WHAT THE TASK REQUIRES. All records must be quoted exactly. Omit the pictures.
┌──
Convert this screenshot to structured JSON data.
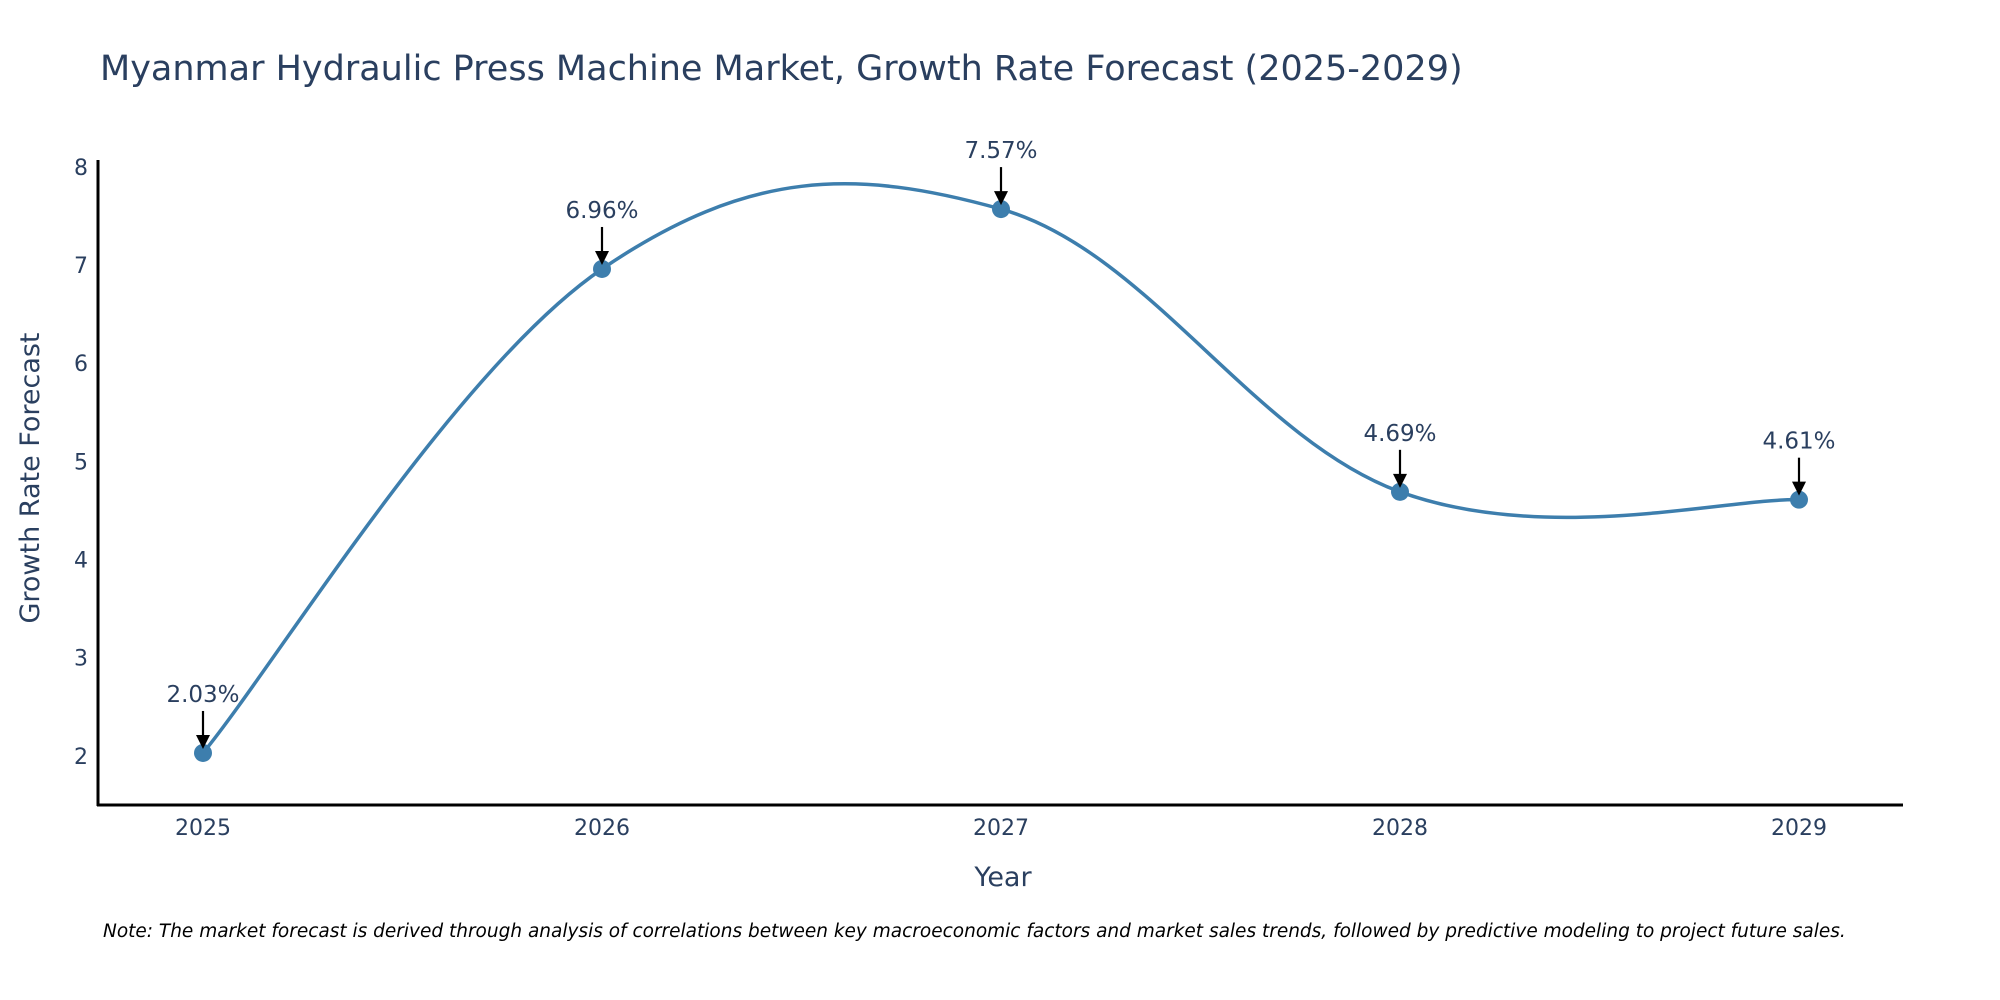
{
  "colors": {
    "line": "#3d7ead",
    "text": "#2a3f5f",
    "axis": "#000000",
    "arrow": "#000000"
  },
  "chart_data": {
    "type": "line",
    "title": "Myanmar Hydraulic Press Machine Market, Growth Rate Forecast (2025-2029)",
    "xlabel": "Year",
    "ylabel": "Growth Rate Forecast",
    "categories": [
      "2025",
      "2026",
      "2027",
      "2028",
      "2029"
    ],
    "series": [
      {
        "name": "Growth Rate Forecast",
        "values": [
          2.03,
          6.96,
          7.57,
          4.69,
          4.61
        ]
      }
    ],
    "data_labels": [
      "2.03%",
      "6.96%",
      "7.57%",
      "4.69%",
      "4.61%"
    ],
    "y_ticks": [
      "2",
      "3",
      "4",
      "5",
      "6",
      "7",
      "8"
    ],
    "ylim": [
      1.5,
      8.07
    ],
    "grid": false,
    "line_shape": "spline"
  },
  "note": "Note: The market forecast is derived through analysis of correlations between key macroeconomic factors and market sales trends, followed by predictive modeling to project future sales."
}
└──
EXERCISE SOLUTION.
Convert this screenshot to structured JSON data.
{
  "colors": {
    "line": "#3d7ead",
    "text": "#2a3f5f",
    "axis": "#000000",
    "arrow": "#000000"
  },
  "chart_data": {
    "type": "line",
    "title": "Myanmar Hydraulic Press Machine Market, Growth Rate Forecast (2025-2029)",
    "xlabel": "Year",
    "ylabel": "Growth Rate Forecast",
    "categories": [
      "2025",
      "2026",
      "2027",
      "2028",
      "2029"
    ],
    "series": [
      {
        "name": "Growth Rate Forecast",
        "values": [
          2.03,
          6.96,
          7.57,
          4.69,
          4.61
        ]
      }
    ],
    "data_labels": [
      "2.03%",
      "6.96%",
      "7.57%",
      "4.69%",
      "4.61%"
    ],
    "y_ticks": [
      "2",
      "3",
      "4",
      "5",
      "6",
      "7",
      "8"
    ],
    "ylim": [
      1.5,
      8.07
    ],
    "grid": false,
    "line_shape": "spline"
  },
  "note": "Note: The market forecast is derived through analysis of correlations between key macroeconomic factors and market sales trends, followed by predictive modeling to project future sales."
}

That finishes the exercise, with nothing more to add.